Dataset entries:
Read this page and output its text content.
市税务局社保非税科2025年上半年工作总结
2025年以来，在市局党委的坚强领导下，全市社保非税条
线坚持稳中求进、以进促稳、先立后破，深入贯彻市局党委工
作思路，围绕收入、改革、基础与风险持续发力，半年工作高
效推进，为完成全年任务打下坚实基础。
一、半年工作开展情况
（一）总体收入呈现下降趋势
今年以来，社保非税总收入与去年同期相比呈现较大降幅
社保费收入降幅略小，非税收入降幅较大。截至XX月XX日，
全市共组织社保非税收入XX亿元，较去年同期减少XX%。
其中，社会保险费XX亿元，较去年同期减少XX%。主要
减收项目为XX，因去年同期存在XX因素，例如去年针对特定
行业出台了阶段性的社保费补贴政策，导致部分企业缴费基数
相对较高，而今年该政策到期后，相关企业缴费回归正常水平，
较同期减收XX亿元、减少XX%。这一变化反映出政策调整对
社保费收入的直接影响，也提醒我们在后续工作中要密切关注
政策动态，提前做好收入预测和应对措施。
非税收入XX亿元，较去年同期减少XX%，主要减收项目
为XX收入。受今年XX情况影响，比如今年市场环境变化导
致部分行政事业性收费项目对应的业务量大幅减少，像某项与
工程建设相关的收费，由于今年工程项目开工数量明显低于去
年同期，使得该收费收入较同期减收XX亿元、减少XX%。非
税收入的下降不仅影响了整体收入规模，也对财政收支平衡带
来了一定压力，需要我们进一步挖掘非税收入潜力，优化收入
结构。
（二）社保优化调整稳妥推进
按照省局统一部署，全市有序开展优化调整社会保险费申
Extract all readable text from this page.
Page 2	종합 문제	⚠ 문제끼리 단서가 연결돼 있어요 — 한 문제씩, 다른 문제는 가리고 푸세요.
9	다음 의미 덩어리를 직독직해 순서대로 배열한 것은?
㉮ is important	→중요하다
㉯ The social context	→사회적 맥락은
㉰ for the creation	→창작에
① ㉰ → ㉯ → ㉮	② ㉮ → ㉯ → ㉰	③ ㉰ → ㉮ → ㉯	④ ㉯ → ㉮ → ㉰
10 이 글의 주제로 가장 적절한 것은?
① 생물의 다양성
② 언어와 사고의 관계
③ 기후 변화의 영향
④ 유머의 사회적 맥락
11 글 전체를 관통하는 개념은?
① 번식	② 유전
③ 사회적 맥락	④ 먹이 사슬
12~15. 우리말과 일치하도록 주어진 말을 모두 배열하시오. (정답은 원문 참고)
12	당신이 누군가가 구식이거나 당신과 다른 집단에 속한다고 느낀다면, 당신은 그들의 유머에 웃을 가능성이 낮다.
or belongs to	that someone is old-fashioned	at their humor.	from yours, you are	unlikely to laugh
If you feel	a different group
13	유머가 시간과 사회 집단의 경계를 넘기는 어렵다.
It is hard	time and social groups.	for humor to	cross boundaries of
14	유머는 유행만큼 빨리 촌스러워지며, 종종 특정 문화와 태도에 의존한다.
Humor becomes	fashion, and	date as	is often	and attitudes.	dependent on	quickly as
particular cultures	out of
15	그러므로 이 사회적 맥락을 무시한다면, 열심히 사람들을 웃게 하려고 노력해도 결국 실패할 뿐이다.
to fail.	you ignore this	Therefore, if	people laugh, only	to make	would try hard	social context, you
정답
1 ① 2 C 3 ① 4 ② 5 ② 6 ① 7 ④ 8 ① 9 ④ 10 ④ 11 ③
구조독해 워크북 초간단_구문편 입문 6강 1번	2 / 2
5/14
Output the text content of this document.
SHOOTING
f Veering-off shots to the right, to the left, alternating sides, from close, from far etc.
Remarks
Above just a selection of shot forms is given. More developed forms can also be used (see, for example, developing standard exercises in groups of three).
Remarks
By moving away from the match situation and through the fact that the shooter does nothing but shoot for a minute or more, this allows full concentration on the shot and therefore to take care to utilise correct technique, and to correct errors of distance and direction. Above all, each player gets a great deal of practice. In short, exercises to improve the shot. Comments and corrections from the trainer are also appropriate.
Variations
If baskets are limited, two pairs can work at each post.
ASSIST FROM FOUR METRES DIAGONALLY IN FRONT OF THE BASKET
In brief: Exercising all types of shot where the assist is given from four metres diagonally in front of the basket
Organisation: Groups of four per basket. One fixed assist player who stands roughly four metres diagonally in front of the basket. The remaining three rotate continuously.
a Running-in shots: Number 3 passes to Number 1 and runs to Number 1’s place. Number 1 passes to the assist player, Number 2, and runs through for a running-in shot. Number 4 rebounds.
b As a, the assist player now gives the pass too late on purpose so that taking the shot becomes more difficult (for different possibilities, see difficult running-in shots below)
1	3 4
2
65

- _What you will do_:
Identify which lines contain the word "hard" and copy each one.

- _Task result_:
It is hard	time and social groups.	for humor to	cross boundaries of
to fail.	you ignore this	Therefore, if	people laugh, only	to make	would try hard	social context, you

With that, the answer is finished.